(Aim):
Transcribe the full listing exactly, and drop every picture.

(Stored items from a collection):
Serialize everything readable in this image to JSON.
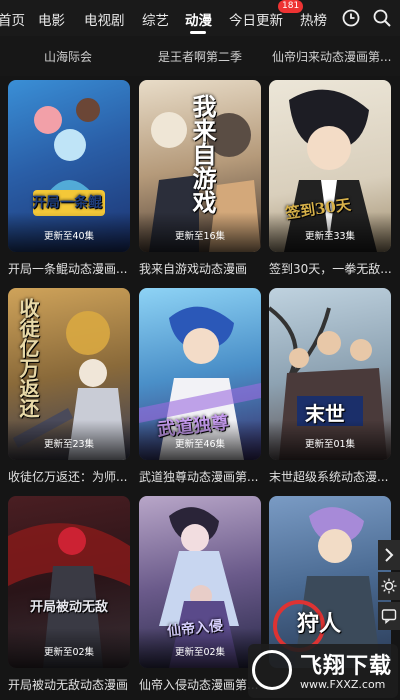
{
  "nav": {
    "tabs": [
      "首页",
      "电影",
      "电视剧",
      "综艺",
      "动漫",
      "今日更新",
      "热榜"
    ],
    "active": "动漫",
    "badge": "181"
  },
  "subrow": [
    "山海际会",
    "是王者啊第二季",
    "仙帝归来动态漫画第..."
  ],
  "cards": [
    {
      "title": "开局一条鲲动态漫画...",
      "episode": "更新至40集",
      "art": "开局一条鲲"
    },
    {
      "title": "我来自游戏动态漫画",
      "episode": "更新至16集",
      "art": "我来自游戏"
    },
    {
      "title": "签到30天，一拳无敌...",
      "episode": "更新至33集",
      "art": "签到30天"
    },
    {
      "title": "收徒亿万返还：为师...",
      "episode": "更新至23集",
      "art": "收徒亿万返还"
    },
    {
      "title": "武道独尊动态漫画第...",
      "episode": "更新至46集",
      "art": "武道独尊"
    },
    {
      "title": "末世超级系统动态漫...",
      "episode": "更新至01集",
      "art": "末世"
    },
    {
      "title": "开局被动无敌动态漫画",
      "episode": "更新至02集",
      "art": "开局被动无敌"
    },
    {
      "title": "仙帝入侵动态漫画第...",
      "episode": "更新至02集",
      "art": "仙帝入侵"
    },
    {
      "title": "",
      "episode": "",
      "art": "狩人"
    }
  ],
  "watermark": {
    "name": "飞翔下载",
    "url": "www.FXXZ.com"
  },
  "colors": {
    "background": "#151515",
    "badge": "#e33333"
  }
}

(Answer to this exercise):
Serialize everything readable in this image to JSON.
{
  "nav": {
    "tabs": [
      "首页",
      "电影",
      "电视剧",
      "综艺",
      "动漫",
      "今日更新",
      "热榜"
    ],
    "active": "动漫",
    "badge": "181"
  },
  "subrow": [
    "山海际会",
    "是王者啊第二季",
    "仙帝归来动态漫画第..."
  ],
  "cards": [
    {
      "title": "开局一条鲲动态漫画...",
      "episode": "更新至40集",
      "art": "开局一条鲲"
    },
    {
      "title": "我来自游戏动态漫画",
      "episode": "更新至16集",
      "art": "我来自游戏"
    },
    {
      "title": "签到30天，一拳无敌...",
      "episode": "更新至33集",
      "art": "签到30天"
    },
    {
      "title": "收徒亿万返还：为师...",
      "episode": "更新至23集",
      "art": "收徒亿万返还"
    },
    {
      "title": "武道独尊动态漫画第...",
      "episode": "更新至46集",
      "art": "武道独尊"
    },
    {
      "title": "末世超级系统动态漫...",
      "episode": "更新至01集",
      "art": "末世"
    },
    {
      "title": "开局被动无敌动态漫画",
      "episode": "更新至02集",
      "art": "开局被动无敌"
    },
    {
      "title": "仙帝入侵动态漫画第...",
      "episode": "更新至02集",
      "art": "仙帝入侵"
    },
    {
      "title": "",
      "episode": "",
      "art": "狩人"
    }
  ],
  "watermark": {
    "name": "飞翔下载",
    "url": "www.FXXZ.com"
  },
  "colors": {
    "background": "#151515",
    "badge": "#e33333"
  }
}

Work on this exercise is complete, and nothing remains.